- **RECORDS TO PROCESS**
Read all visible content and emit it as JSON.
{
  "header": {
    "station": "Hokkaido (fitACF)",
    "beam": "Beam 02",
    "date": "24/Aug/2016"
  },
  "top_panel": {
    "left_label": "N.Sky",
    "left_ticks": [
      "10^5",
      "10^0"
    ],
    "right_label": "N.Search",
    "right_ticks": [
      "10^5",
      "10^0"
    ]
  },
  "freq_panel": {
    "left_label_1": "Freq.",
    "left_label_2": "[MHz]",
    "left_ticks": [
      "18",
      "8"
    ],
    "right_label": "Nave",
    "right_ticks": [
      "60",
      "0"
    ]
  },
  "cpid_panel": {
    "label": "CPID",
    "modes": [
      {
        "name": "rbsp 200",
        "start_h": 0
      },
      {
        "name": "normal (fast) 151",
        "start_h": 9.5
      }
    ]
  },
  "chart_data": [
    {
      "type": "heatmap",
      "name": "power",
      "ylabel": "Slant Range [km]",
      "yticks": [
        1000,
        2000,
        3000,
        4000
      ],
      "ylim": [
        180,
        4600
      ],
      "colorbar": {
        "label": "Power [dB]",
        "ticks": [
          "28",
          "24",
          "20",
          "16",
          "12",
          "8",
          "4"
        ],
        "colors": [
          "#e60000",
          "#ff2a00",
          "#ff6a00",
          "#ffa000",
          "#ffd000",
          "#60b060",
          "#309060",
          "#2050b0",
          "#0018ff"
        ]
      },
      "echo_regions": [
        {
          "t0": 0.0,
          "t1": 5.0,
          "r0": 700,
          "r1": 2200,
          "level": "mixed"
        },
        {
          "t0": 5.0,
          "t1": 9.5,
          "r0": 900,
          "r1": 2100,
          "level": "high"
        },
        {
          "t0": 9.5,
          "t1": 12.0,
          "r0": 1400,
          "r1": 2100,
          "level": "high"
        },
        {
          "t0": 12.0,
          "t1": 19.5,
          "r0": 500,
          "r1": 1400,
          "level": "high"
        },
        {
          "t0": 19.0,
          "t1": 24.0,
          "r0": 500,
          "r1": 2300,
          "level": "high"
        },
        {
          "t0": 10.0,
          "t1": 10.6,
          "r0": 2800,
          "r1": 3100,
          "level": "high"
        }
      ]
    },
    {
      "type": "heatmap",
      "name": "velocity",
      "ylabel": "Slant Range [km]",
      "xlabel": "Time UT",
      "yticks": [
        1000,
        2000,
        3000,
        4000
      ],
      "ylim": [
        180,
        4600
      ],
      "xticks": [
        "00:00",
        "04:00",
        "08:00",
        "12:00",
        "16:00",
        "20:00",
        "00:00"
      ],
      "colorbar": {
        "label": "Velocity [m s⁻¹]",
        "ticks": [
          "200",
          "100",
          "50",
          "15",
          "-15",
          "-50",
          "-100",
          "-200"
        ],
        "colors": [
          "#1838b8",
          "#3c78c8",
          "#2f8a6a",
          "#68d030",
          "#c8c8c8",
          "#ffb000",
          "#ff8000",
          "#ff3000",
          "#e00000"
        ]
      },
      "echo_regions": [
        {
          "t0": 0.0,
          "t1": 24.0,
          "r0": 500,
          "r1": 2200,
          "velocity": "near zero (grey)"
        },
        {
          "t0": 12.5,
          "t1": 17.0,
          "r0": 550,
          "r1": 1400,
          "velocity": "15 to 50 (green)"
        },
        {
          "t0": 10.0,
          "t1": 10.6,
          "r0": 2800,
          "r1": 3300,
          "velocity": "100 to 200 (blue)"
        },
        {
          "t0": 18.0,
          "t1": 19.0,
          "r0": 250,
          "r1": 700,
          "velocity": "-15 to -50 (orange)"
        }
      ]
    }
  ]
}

- **AIM**
Repeat the records above exactly, from the first line to the last.

- **RESPONSE**
Read all visible content and emit it as JSON.
{
  "header": {
    "station": "Hokkaido (fitACF)",
    "beam": "Beam 02",
    "date": "24/Aug/2016"
  },
  "top_panel": {
    "left_label": "N.Sky",
    "left_ticks": [
      "10^5",
      "10^0"
    ],
    "right_label": "N.Search",
    "right_ticks": [
      "10^5",
      "10^0"
    ]
  },
  "freq_panel": {
    "left_label_1": "Freq.",
    "left_label_2": "[MHz]",
    "left_ticks": [
      "18",
      "8"
    ],
    "right_label": "Nave",
    "right_ticks": [
      "60",
      "0"
    ]
  },
  "cpid_panel": {
    "label": "CPID",
    "modes": [
      {
        "name": "rbsp 200",
        "start_h": 0
      },
      {
        "name": "normal (fast) 151",
        "start_h": 9.5
      }
    ]
  },
  "chart_data": [
    {
      "type": "heatmap",
      "name": "power",
      "ylabel": "Slant Range [km]",
      "yticks": [
        1000,
        2000,
        3000,
        4000
      ],
      "ylim": [
        180,
        4600
      ],
      "colorbar": {
        "label": "Power [dB]",
        "ticks": [
          "28",
          "24",
          "20",
          "16",
          "12",
          "8",
          "4"
        ],
        "colors": [
          "#e60000",
          "#ff2a00",
          "#ff6a00",
          "#ffa000",
          "#ffd000",
          "#60b060",
          "#309060",
          "#2050b0",
          "#0018ff"
        ]
      },
      "echo_regions": [
        {
          "t0": 0.0,
          "t1": 5.0,
          "r0": 700,
          "r1": 2200,
          "level": "mixed"
        },
        {
          "t0": 5.0,
          "t1": 9.5,
          "r0": 900,
          "r1": 2100,
          "level": "high"
        },
        {
          "t0": 9.5,
          "t1": 12.0,
          "r0": 1400,
          "r1": 2100,
          "level": "high"
        },
        {
          "t0": 12.0,
          "t1": 19.5,
          "r0": 500,
          "r1": 1400,
          "level": "high"
        },
        {
          "t0": 19.0,
          "t1": 24.0,
          "r0": 500,
          "r1": 2300,
          "level": "high"
        },
        {
          "t0": 10.0,
          "t1": 10.6,
          "r0": 2800,
          "r1": 3100,
          "level": "high"
        }
      ]
    },
    {
      "type": "heatmap",
      "name": "velocity",
      "ylabel": "Slant Range [km]",
      "xlabel": "Time UT",
      "yticks": [
        1000,
        2000,
        3000,
        4000
      ],
      "ylim": [
        180,
        4600
      ],
      "xticks": [
        "00:00",
        "04:00",
        "08:00",
        "12:00",
        "16:00",
        "20:00",
        "00:00"
      ],
      "colorbar": {
        "label": "Velocity [m s⁻¹]",
        "ticks": [
          "200",
          "100",
          "50",
          "15",
          "-15",
          "-50",
          "-100",
          "-200"
        ],
        "colors": [
          "#1838b8",
          "#3c78c8",
          "#2f8a6a",
          "#68d030",
          "#c8c8c8",
          "#ffb000",
          "#ff8000",
          "#ff3000",
          "#e00000"
        ]
      },
      "echo_regions": [
        {
          "t0": 0.0,
          "t1": 24.0,
          "r0": 500,
          "r1": 2200,
          "velocity": "near zero (grey)"
        },
        {
          "t0": 12.5,
          "t1": 17.0,
          "r0": 550,
          "r1": 1400,
          "velocity": "15 to 50 (green)"
        },
        {
          "t0": 10.0,
          "t1": 10.6,
          "r0": 2800,
          "r1": 3300,
          "velocity": "100 to 200 (blue)"
        },
        {
          "t0": 18.0,
          "t1": 19.0,
          "r0": 250,
          "r1": 700,
          "velocity": "-15 to -50 (orange)"
        }
      ]
    }
  ]
}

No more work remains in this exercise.